SHORT PROBLEM
Leaving out the pictures, retype all the material exactly.

TASK INPUT
begin

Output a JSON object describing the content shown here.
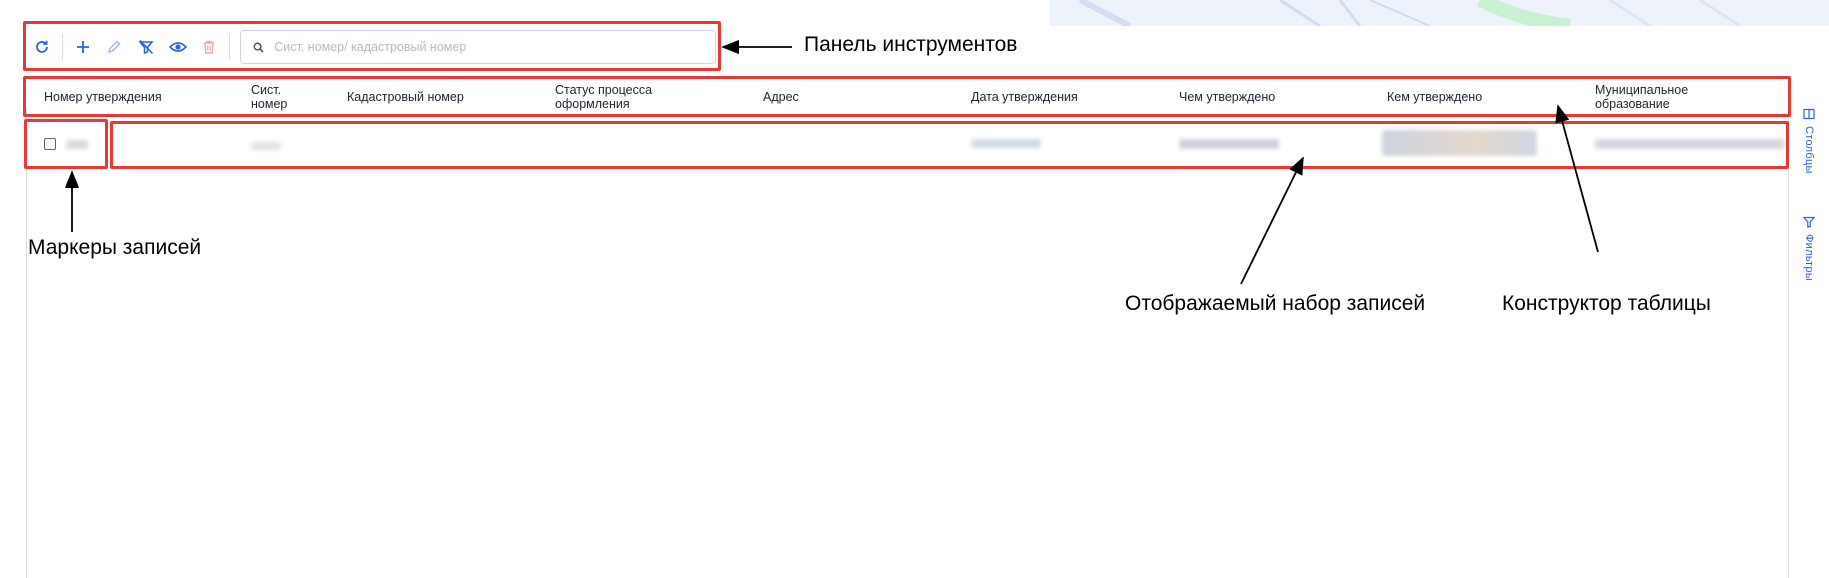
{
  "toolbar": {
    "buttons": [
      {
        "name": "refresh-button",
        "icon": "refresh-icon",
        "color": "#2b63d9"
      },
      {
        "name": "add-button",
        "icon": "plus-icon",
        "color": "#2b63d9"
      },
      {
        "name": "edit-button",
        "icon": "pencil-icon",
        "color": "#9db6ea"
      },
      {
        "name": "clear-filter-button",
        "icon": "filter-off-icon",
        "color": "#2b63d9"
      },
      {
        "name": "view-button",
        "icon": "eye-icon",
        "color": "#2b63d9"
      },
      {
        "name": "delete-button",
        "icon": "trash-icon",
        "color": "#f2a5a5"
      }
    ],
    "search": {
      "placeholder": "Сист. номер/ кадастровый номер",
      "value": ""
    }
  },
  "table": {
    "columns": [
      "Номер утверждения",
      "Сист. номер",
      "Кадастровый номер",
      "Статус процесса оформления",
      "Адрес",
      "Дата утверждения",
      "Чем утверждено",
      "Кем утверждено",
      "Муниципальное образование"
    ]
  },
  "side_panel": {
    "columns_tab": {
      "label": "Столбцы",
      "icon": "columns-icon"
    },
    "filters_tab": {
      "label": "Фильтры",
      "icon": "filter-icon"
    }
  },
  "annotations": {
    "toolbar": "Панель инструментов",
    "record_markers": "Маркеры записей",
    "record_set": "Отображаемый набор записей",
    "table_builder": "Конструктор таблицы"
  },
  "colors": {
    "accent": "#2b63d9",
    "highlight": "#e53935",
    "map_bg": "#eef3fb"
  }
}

end

EXERCISE OUTPUT
Output a JSON object describing the content shown here.
{
  "toolbar": {
    "buttons": [
      {
        "name": "refresh-button",
        "icon": "refresh-icon",
        "color": "#2b63d9"
      },
      {
        "name": "add-button",
        "icon": "plus-icon",
        "color": "#2b63d9"
      },
      {
        "name": "edit-button",
        "icon": "pencil-icon",
        "color": "#9db6ea"
      },
      {
        "name": "clear-filter-button",
        "icon": "filter-off-icon",
        "color": "#2b63d9"
      },
      {
        "name": "view-button",
        "icon": "eye-icon",
        "color": "#2b63d9"
      },
      {
        "name": "delete-button",
        "icon": "trash-icon",
        "color": "#f2a5a5"
      }
    ],
    "search": {
      "placeholder": "Сист. номер/ кадастровый номер",
      "value": ""
    }
  },
  "table": {
    "columns": [
      "Номер утверждения",
      "Сист. номер",
      "Кадастровый номер",
      "Статус процесса оформления",
      "Адрес",
      "Дата утверждения",
      "Чем утверждено",
      "Кем утверждено",
      "Муниципальное образование"
    ]
  },
  "side_panel": {
    "columns_tab": {
      "label": "Столбцы",
      "icon": "columns-icon"
    },
    "filters_tab": {
      "label": "Фильтры",
      "icon": "filter-icon"
    }
  },
  "annotations": {
    "toolbar": "Панель инструментов",
    "record_markers": "Маркеры записей",
    "record_set": "Отображаемый набор записей",
    "table_builder": "Конструктор таблицы"
  },
  "colors": {
    "accent": "#2b63d9",
    "highlight": "#e53935",
    "map_bg": "#eef3fb"
  }
}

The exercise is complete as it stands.